### Problem requirements
Copy the data exactly as it appears, and do not include any pictures.

=== Data rows ===

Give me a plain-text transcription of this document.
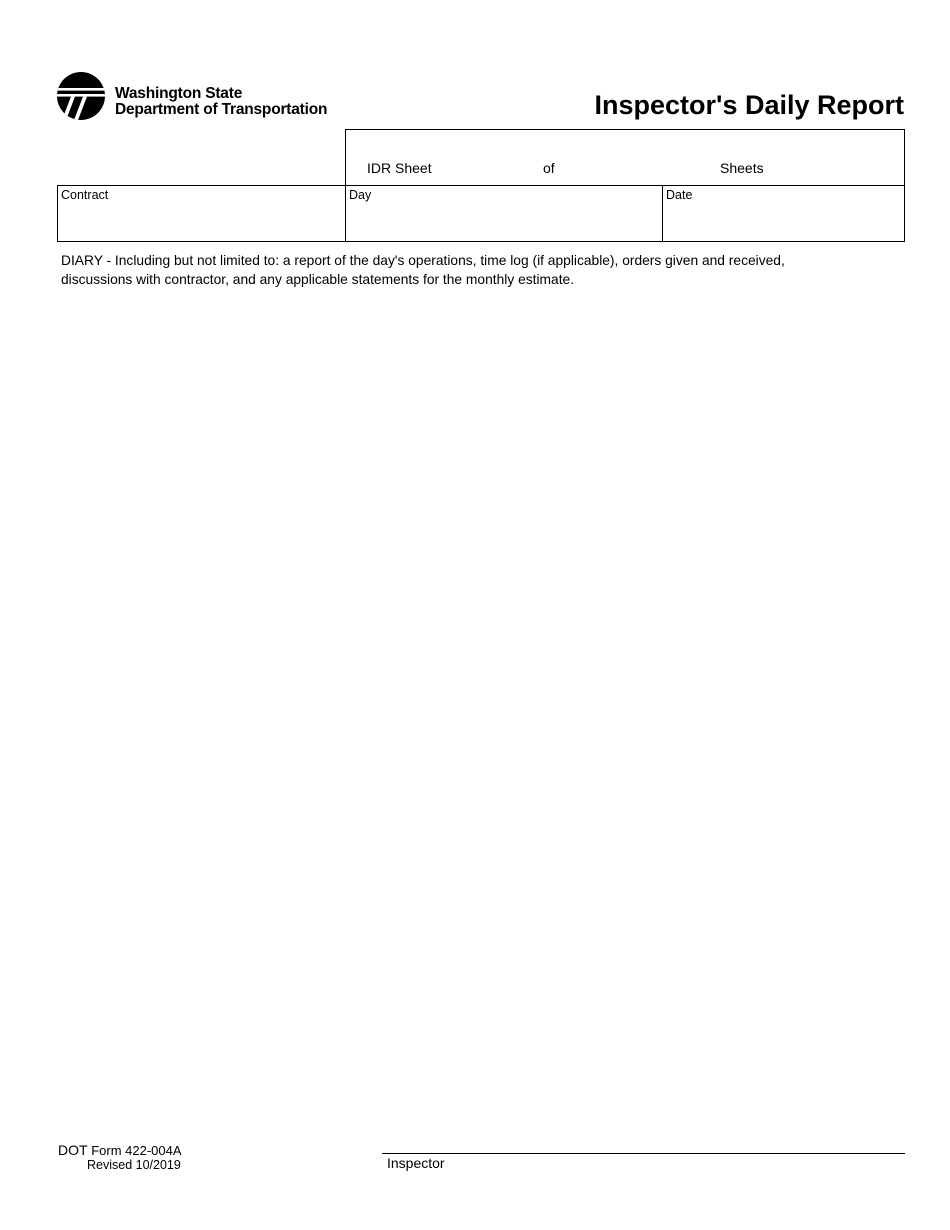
Washington State
Department of Transportation	Inspector's Daily Report
IDR Sheet	of	Sheets
Contract	Day	Date

DIARY - Including but not limited to: a report of the day's operations, time log (if applicable), orders given and received, discussions with contractor, and any applicable statements for the monthly estimate.

DOT Form 422-004A
Revised 10/2019	Inspector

===

### Result of the task
Give me a plain-text transcription of this document.
Washington State
Department of Transportation	Inspector's Daily Report
IDR Sheet	of	Sheets
Contract	Day	Date

DIARY - Including but not limited to: a report of the day's operations, time log (if applicable), orders given and received, discussions with contractor, and any applicable statements for the monthly estimate.

DOT Form 422-004A
Revised 10/2019	Inspector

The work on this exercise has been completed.